[Dataset items]
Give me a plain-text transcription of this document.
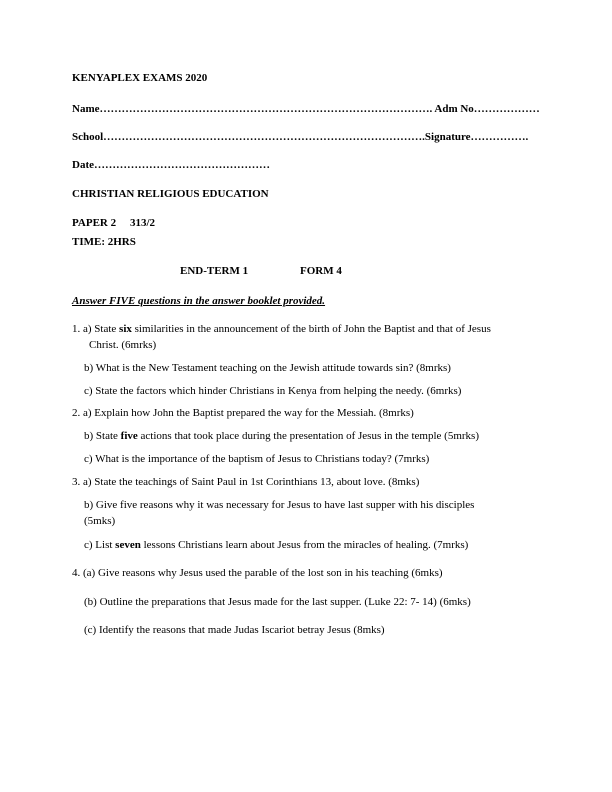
KENYAPLEX EXAMS 2020
Name………………………………………………………………………………. Adm No………………
School…………………………………………………………………………….Signature…………….
Date…………………………………………
CHRISTIAN RELIGIOUS EDUCATION
PAPER 2 313/2
TIME: 2HRS
END-TERM 1	FORM 4
Answer FIVE questions in the answer booklet provided.
1. a) State six similarities in the announcement of the birth of John the Baptist and that of Jesus
Christ. (6mrks)
b) What is the New Testament teaching on the Jewish attitude towards sin? (8mrks)
c) State the factors which hinder Christians in Kenya from helping the needy. (6mrks)
2. a) Explain how John the Baptist prepared the way for the Messiah. (8mrks)
b) State five actions that took place during the presentation of Jesus in the temple (5mrks)
c) What is the importance of the baptism of Jesus to Christians today? (7mrks)
3. a) State the teachings of Saint Paul in 1st Corinthians 13, about love. (8mks)
b) Give five reasons why it was necessary for Jesus to have last supper with his disciples
(5mks)
c) List seven lessons Christians learn about Jesus from the miracles of healing. (7mrks)
4. (a) Give reasons why Jesus used the parable of the lost son in his teaching (6mks)
(b) Outline the preparations that Jesus made for the last supper. (Luke 22: 7- 14) (6mks)
(c) Identify the reasons that made Judas Iscariot betray Jesus (8mks)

STATED EXERCISE: Omit every picture while copying the listing above exactly.

SOLUTION TO THE EXERCISE:
Give me a plain-text transcription of this document.
KENYAPLEX EXAMS 2020
Name………………………………………………………………………………. Adm No………………
School…………………………………………………………………………….Signature…………….
Date…………………………………………
CHRISTIAN RELIGIOUS EDUCATION
PAPER 2 313/2
TIME: 2HRS
END-TERM 1	FORM 4
Answer FIVE questions in the answer booklet provided.
1. a) State six similarities in the announcement of the birth of John the Baptist and that of Jesus
Christ. (6mrks)
b) What is the New Testament teaching on the Jewish attitude towards sin? (8mrks)
c) State the factors which hinder Christians in Kenya from helping the needy. (6mrks)
2. a) Explain how John the Baptist prepared the way for the Messiah. (8mrks)
b) State five actions that took place during the presentation of Jesus in the temple (5mrks)
c) What is the importance of the baptism of Jesus to Christians today? (7mrks)
3. a) State the teachings of Saint Paul in 1st Corinthians 13, about love. (8mks)
b) Give five reasons why it was necessary for Jesus to have last supper with his disciples
(5mks)
c) List seven lessons Christians learn about Jesus from the miracles of healing. (7mrks)
4. (a) Give reasons why Jesus used the parable of the lost son in his teaching (6mks)
(b) Outline the preparations that Jesus made for the last supper. (Luke 22: 7- 14) (6mks)
(c) Identify the reasons that made Judas Iscariot betray Jesus (8mks)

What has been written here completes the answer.